> [EXERCISE INSTRUCTIONS]: Copy every entry precisely.

> [DATA]:
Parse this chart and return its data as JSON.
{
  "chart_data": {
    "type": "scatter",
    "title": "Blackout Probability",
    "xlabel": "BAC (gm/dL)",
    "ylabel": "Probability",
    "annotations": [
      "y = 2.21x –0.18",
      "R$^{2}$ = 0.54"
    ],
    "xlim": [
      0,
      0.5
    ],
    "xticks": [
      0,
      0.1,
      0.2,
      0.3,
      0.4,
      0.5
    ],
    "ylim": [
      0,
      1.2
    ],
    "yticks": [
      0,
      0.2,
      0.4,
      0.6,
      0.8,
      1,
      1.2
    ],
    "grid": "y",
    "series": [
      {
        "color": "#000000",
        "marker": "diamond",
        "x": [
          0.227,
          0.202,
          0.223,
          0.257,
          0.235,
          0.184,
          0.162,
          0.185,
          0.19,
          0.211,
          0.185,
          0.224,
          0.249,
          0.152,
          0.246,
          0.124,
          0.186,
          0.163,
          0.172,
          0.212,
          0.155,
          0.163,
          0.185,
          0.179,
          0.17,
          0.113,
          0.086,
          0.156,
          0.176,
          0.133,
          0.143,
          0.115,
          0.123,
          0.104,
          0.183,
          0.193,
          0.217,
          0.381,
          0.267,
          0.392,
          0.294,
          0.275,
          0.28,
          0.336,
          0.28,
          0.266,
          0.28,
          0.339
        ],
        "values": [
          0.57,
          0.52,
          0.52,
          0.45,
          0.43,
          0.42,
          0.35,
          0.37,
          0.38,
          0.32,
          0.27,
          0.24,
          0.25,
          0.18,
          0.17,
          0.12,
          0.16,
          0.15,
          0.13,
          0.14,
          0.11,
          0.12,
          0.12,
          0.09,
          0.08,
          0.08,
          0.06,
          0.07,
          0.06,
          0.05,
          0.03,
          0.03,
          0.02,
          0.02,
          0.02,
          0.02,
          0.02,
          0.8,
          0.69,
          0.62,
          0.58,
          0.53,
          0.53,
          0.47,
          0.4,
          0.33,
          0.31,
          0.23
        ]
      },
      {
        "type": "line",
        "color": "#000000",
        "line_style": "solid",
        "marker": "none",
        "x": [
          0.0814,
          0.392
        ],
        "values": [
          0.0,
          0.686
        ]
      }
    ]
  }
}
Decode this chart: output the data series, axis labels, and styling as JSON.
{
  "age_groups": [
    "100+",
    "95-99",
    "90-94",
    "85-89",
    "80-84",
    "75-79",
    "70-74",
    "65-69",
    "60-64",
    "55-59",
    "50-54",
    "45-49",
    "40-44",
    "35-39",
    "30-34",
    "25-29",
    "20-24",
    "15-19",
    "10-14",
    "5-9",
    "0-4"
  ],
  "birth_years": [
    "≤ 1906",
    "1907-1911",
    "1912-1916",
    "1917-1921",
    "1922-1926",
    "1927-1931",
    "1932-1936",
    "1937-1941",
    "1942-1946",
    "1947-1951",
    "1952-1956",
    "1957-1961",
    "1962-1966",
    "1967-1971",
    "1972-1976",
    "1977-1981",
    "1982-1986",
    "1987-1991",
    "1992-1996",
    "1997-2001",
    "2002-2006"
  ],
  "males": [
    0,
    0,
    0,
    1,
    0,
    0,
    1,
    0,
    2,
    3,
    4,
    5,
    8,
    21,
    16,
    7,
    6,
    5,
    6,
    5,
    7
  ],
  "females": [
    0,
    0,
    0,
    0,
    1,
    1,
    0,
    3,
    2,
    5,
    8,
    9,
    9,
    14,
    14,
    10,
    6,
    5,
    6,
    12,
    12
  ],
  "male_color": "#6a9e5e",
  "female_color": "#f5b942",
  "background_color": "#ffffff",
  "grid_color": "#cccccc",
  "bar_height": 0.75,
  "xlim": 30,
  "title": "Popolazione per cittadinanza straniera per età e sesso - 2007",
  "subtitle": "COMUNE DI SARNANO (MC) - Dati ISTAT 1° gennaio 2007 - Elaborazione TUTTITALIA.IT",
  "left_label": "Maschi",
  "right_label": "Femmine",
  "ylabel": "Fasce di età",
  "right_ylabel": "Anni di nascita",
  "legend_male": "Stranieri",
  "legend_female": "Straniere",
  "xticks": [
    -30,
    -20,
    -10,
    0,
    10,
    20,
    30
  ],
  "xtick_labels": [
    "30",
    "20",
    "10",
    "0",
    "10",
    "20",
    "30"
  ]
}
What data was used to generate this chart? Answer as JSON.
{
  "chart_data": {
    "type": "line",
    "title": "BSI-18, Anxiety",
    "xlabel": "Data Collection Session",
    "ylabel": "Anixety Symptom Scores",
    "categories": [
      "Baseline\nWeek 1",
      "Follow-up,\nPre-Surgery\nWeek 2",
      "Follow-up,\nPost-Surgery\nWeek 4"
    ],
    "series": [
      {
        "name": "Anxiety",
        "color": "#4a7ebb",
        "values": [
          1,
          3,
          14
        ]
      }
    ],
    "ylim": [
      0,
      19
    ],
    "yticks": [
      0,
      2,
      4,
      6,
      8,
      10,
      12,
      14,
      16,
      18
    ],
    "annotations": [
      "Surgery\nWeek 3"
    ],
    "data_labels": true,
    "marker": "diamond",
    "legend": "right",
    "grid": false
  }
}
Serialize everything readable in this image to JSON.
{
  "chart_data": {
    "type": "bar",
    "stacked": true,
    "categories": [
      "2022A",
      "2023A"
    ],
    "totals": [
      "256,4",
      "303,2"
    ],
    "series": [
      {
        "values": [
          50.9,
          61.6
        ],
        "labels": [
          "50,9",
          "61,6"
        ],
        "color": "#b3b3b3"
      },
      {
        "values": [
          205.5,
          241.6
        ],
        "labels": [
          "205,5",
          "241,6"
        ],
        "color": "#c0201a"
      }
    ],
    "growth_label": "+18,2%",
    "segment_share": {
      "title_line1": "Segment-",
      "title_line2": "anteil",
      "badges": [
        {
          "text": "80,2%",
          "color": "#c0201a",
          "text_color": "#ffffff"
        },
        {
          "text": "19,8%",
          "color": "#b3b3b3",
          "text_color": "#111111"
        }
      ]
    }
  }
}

> [SOLUTION BELOW]:
Parse this chart and return its data as JSON.
{
  "chart_data": {
    "type": "scatter",
    "title": "Blackout Probability",
    "xlabel": "BAC (gm/dL)",
    "ylabel": "Probability",
    "annotations": [
      "y = 2.21x –0.18",
      "R$^{2}$ = 0.54"
    ],
    "xlim": [
      0,
      0.5
    ],
    "xticks": [
      0,
      0.1,
      0.2,
      0.3,
      0.4,
      0.5
    ],
    "ylim": [
      0,
      1.2
    ],
    "yticks": [
      0,
      0.2,
      0.4,
      0.6,
      0.8,
      1,
      1.2
    ],
    "grid": "y",
    "series": [
      {
        "color": "#000000",
        "marker": "diamond",
        "x": [
          0.227,
          0.202,
          0.223,
          0.257,
          0.235,
          0.184,
          0.162,
          0.185,
          0.19,
          0.211,
          0.185,
          0.224,
          0.249,
          0.152,
          0.246,
          0.124,
          0.186,
          0.163,
          0.172,
          0.212,
          0.155,
          0.163,
          0.185,
          0.179,
          0.17,
          0.113,
          0.086,
          0.156,
          0.176,
          0.133,
          0.143,
          0.115,
          0.123,
          0.104,
          0.183,
          0.193,
          0.217,
          0.381,
          0.267,
          0.392,
          0.294,
          0.275,
          0.28,
          0.336,
          0.28,
          0.266,
          0.28,
          0.339
        ],
        "values": [
          0.57,
          0.52,
          0.52,
          0.45,
          0.43,
          0.42,
          0.35,
          0.37,
          0.38,
          0.32,
          0.27,
          0.24,
          0.25,
          0.18,
          0.17,
          0.12,
          0.16,
          0.15,
          0.13,
          0.14,
          0.11,
          0.12,
          0.12,
          0.09,
          0.08,
          0.08,
          0.06,
          0.07,
          0.06,
          0.05,
          0.03,
          0.03,
          0.02,
          0.02,
          0.02,
          0.02,
          0.02,
          0.8,
          0.69,
          0.62,
          0.58,
          0.53,
          0.53,
          0.47,
          0.4,
          0.33,
          0.31,
          0.23
        ]
      },
      {
        "type": "line",
        "color": "#000000",
        "line_style": "solid",
        "marker": "none",
        "x": [
          0.0814,
          0.392
        ],
        "values": [
          0.0,
          0.686
        ]
      }
    ]
  }
}
Decode this chart: output the data series, axis labels, and styling as JSON.
{
  "age_groups": [
    "100+",
    "95-99",
    "90-94",
    "85-89",
    "80-84",
    "75-79",
    "70-74",
    "65-69",
    "60-64",
    "55-59",
    "50-54",
    "45-49",
    "40-44",
    "35-39",
    "30-34",
    "25-29",
    "20-24",
    "15-19",
    "10-14",
    "5-9",
    "0-4"
  ],
  "birth_years": [
    "≤ 1906",
    "1907-1911",
    "1912-1916",
    "1917-1921",
    "1922-1926",
    "1927-1931",
    "1932-1936",
    "1937-1941",
    "1942-1946",
    "1947-1951",
    "1952-1956",
    "1957-1961",
    "1962-1966",
    "1967-1971",
    "1972-1976",
    "1977-1981",
    "1982-1986",
    "1987-1991",
    "1992-1996",
    "1997-2001",
    "2002-2006"
  ],
  "males": [
    0,
    0,
    0,
    1,
    0,
    0,
    1,
    0,
    2,
    3,
    4,
    5,
    8,
    21,
    16,
    7,
    6,
    5,
    6,
    5,
    7
  ],
  "females": [
    0,
    0,
    0,
    0,
    1,
    1,
    0,
    3,
    2,
    5,
    8,
    9,
    9,
    14,
    14,
    10,
    6,
    5,
    6,
    12,
    12
  ],
  "male_color": "#6a9e5e",
  "female_color": "#f5b942",
  "background_color": "#ffffff",
  "grid_color": "#cccccc",
  "bar_height": 0.75,
  "xlim": 30,
  "title": "Popolazione per cittadinanza straniera per età e sesso - 2007",
  "subtitle": "COMUNE DI SARNANO (MC) - Dati ISTAT 1° gennaio 2007 - Elaborazione TUTTITALIA.IT",
  "left_label": "Maschi",
  "right_label": "Femmine",
  "ylabel": "Fasce di età",
  "right_ylabel": "Anni di nascita",
  "legend_male": "Stranieri",
  "legend_female": "Straniere",
  "xticks": [
    -30,
    -20,
    -10,
    0,
    10,
    20,
    30
  ],
  "xtick_labels": [
    "30",
    "20",
    "10",
    "0",
    "10",
    "20",
    "30"
  ]
}
What data was used to generate this chart? Answer as JSON.
{
  "chart_data": {
    "type": "line",
    "title": "BSI-18, Anxiety",
    "xlabel": "Data Collection Session",
    "ylabel": "Anixety Symptom Scores",
    "categories": [
      "Baseline\nWeek 1",
      "Follow-up,\nPre-Surgery\nWeek 2",
      "Follow-up,\nPost-Surgery\nWeek 4"
    ],
    "series": [
      {
        "name": "Anxiety",
        "color": "#4a7ebb",
        "values": [
          1,
          3,
          14
        ]
      }
    ],
    "ylim": [
      0,
      19
    ],
    "yticks": [
      0,
      2,
      4,
      6,
      8,
      10,
      12,
      14,
      16,
      18
    ],
    "annotations": [
      "Surgery\nWeek 3"
    ],
    "data_labels": true,
    "marker": "diamond",
    "legend": "right",
    "grid": false
  }
}
Serialize everything readable in this image to JSON.
{
  "chart_data": {
    "type": "bar",
    "stacked": true,
    "categories": [
      "2022A",
      "2023A"
    ],
    "totals": [
      "256,4",
      "303,2"
    ],
    "series": [
      {
        "values": [
          50.9,
          61.6
        ],
        "labels": [
          "50,9",
          "61,6"
        ],
        "color": "#b3b3b3"
      },
      {
        "values": [
          205.5,
          241.6
        ],
        "labels": [
          "205,5",
          "241,6"
        ],
        "color": "#c0201a"
      }
    ],
    "growth_label": "+18,2%",
    "segment_share": {
      "title_line1": "Segment-",
      "title_line2": "anteil",
      "badges": [
        {
          "text": "80,2%",
          "color": "#c0201a",
          "text_color": "#ffffff"
        },
        {
          "text": "19,8%",
          "color": "#b3b3b3",
          "text_color": "#111111"
        }
      ]
    }
  }
}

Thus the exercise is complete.